* [Data section]:
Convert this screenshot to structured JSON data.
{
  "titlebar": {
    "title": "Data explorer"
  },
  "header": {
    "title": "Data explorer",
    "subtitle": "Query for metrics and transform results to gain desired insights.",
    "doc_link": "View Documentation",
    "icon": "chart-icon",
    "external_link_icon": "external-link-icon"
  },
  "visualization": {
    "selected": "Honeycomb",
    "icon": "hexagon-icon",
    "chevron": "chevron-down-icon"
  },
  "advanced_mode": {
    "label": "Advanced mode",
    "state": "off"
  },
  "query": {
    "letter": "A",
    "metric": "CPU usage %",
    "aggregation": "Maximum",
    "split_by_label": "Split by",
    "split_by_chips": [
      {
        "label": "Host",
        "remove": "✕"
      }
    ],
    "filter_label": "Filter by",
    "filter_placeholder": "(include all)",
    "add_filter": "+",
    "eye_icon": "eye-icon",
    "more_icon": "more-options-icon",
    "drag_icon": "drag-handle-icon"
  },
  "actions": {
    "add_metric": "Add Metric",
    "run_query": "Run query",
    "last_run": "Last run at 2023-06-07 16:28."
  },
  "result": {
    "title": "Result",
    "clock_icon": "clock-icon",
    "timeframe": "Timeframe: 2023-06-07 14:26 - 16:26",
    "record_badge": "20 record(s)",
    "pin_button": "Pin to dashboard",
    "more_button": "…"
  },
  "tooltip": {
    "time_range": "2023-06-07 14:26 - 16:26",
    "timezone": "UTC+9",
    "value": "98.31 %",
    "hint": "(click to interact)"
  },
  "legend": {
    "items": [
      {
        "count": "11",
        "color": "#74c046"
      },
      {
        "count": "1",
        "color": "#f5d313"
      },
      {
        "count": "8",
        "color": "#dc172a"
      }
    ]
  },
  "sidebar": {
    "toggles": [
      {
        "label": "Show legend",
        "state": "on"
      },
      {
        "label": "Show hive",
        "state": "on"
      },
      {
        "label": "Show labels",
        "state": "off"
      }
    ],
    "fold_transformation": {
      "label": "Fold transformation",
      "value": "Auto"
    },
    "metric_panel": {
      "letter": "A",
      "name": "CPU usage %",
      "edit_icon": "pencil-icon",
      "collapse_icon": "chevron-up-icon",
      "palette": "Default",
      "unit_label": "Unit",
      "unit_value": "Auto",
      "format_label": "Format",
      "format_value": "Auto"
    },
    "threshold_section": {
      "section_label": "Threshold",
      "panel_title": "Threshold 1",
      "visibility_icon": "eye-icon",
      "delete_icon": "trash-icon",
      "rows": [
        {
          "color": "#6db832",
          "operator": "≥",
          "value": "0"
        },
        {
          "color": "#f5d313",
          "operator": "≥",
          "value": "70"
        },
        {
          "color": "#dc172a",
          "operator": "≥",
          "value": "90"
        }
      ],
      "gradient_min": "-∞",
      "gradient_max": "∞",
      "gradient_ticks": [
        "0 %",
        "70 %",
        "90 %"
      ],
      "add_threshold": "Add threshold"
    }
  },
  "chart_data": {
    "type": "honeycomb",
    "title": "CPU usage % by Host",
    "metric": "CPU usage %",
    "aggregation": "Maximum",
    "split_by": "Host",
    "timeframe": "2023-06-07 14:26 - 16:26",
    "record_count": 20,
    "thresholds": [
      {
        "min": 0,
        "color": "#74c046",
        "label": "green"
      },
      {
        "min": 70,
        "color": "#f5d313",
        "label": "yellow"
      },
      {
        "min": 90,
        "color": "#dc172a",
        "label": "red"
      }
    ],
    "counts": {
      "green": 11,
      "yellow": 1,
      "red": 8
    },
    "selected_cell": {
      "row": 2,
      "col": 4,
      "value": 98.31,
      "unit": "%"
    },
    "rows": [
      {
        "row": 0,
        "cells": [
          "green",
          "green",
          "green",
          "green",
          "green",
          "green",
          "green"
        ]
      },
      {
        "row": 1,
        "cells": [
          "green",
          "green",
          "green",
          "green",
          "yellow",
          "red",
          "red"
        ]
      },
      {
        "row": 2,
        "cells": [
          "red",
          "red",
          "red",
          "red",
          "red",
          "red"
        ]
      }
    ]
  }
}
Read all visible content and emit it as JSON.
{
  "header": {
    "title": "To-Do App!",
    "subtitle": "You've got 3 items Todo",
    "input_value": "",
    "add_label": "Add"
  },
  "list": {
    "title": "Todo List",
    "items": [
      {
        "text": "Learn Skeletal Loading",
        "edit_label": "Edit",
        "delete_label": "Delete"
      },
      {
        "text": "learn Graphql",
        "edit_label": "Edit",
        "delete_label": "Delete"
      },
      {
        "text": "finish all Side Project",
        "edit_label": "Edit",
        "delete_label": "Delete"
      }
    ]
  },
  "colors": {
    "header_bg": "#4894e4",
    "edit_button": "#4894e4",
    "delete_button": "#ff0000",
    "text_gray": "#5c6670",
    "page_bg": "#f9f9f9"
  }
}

* [To be done]: All of the data needs to be printed once more, exactly.

* [Finished exercise]:
Convert this screenshot to structured JSON data.
{
  "titlebar": {
    "title": "Data explorer"
  },
  "header": {
    "title": "Data explorer",
    "subtitle": "Query for metrics and transform results to gain desired insights.",
    "doc_link": "View Documentation",
    "icon": "chart-icon",
    "external_link_icon": "external-link-icon"
  },
  "visualization": {
    "selected": "Honeycomb",
    "icon": "hexagon-icon",
    "chevron": "chevron-down-icon"
  },
  "advanced_mode": {
    "label": "Advanced mode",
    "state": "off"
  },
  "query": {
    "letter": "A",
    "metric": "CPU usage %",
    "aggregation": "Maximum",
    "split_by_label": "Split by",
    "split_by_chips": [
      {
        "label": "Host",
        "remove": "✕"
      }
    ],
    "filter_label": "Filter by",
    "filter_placeholder": "(include all)",
    "add_filter": "+",
    "eye_icon": "eye-icon",
    "more_icon": "more-options-icon",
    "drag_icon": "drag-handle-icon"
  },
  "actions": {
    "add_metric": "Add Metric",
    "run_query": "Run query",
    "last_run": "Last run at 2023-06-07 16:28."
  },
  "result": {
    "title": "Result",
    "clock_icon": "clock-icon",
    "timeframe": "Timeframe: 2023-06-07 14:26 - 16:26",
    "record_badge": "20 record(s)",
    "pin_button": "Pin to dashboard",
    "more_button": "…"
  },
  "tooltip": {
    "time_range": "2023-06-07 14:26 - 16:26",
    "timezone": "UTC+9",
    "value": "98.31 %",
    "hint": "(click to interact)"
  },
  "legend": {
    "items": [
      {
        "count": "11",
        "color": "#74c046"
      },
      {
        "count": "1",
        "color": "#f5d313"
      },
      {
        "count": "8",
        "color": "#dc172a"
      }
    ]
  },
  "sidebar": {
    "toggles": [
      {
        "label": "Show legend",
        "state": "on"
      },
      {
        "label": "Show hive",
        "state": "on"
      },
      {
        "label": "Show labels",
        "state": "off"
      }
    ],
    "fold_transformation": {
      "label": "Fold transformation",
      "value": "Auto"
    },
    "metric_panel": {
      "letter": "A",
      "name": "CPU usage %",
      "edit_icon": "pencil-icon",
      "collapse_icon": "chevron-up-icon",
      "palette": "Default",
      "unit_label": "Unit",
      "unit_value": "Auto",
      "format_label": "Format",
      "format_value": "Auto"
    },
    "threshold_section": {
      "section_label": "Threshold",
      "panel_title": "Threshold 1",
      "visibility_icon": "eye-icon",
      "delete_icon": "trash-icon",
      "rows": [
        {
          "color": "#6db832",
          "operator": "≥",
          "value": "0"
        },
        {
          "color": "#f5d313",
          "operator": "≥",
          "value": "70"
        },
        {
          "color": "#dc172a",
          "operator": "≥",
          "value": "90"
        }
      ],
      "gradient_min": "-∞",
      "gradient_max": "∞",
      "gradient_ticks": [
        "0 %",
        "70 %",
        "90 %"
      ],
      "add_threshold": "Add threshold"
    }
  },
  "chart_data": {
    "type": "honeycomb",
    "title": "CPU usage % by Host",
    "metric": "CPU usage %",
    "aggregation": "Maximum",
    "split_by": "Host",
    "timeframe": "2023-06-07 14:26 - 16:26",
    "record_count": 20,
    "thresholds": [
      {
        "min": 0,
        "color": "#74c046",
        "label": "green"
      },
      {
        "min": 70,
        "color": "#f5d313",
        "label": "yellow"
      },
      {
        "min": 90,
        "color": "#dc172a",
        "label": "red"
      }
    ],
    "counts": {
      "green": 11,
      "yellow": 1,
      "red": 8
    },
    "selected_cell": {
      "row": 2,
      "col": 4,
      "value": 98.31,
      "unit": "%"
    },
    "rows": [
      {
        "row": 0,
        "cells": [
          "green",
          "green",
          "green",
          "green",
          "green",
          "green",
          "green"
        ]
      },
      {
        "row": 1,
        "cells": [
          "green",
          "green",
          "green",
          "green",
          "yellow",
          "red",
          "red"
        ]
      },
      {
        "row": 2,
        "cells": [
          "red",
          "red",
          "red",
          "red",
          "red",
          "red"
        ]
      }
    ]
  }
}
Read all visible content and emit it as JSON.
{
  "header": {
    "title": "To-Do App!",
    "subtitle": "You've got 3 items Todo",
    "input_value": "",
    "add_label": "Add"
  },
  "list": {
    "title": "Todo List",
    "items": [
      {
        "text": "Learn Skeletal Loading",
        "edit_label": "Edit",
        "delete_label": "Delete"
      },
      {
        "text": "learn Graphql",
        "edit_label": "Edit",
        "delete_label": "Delete"
      },
      {
        "text": "finish all Side Project",
        "edit_label": "Edit",
        "delete_label": "Delete"
      }
    ]
  },
  "colors": {
    "header_bg": "#4894e4",
    "edit_button": "#4894e4",
    "delete_button": "#ff0000",
    "text_gray": "#5c6670",
    "page_bg": "#f9f9f9"
  }
}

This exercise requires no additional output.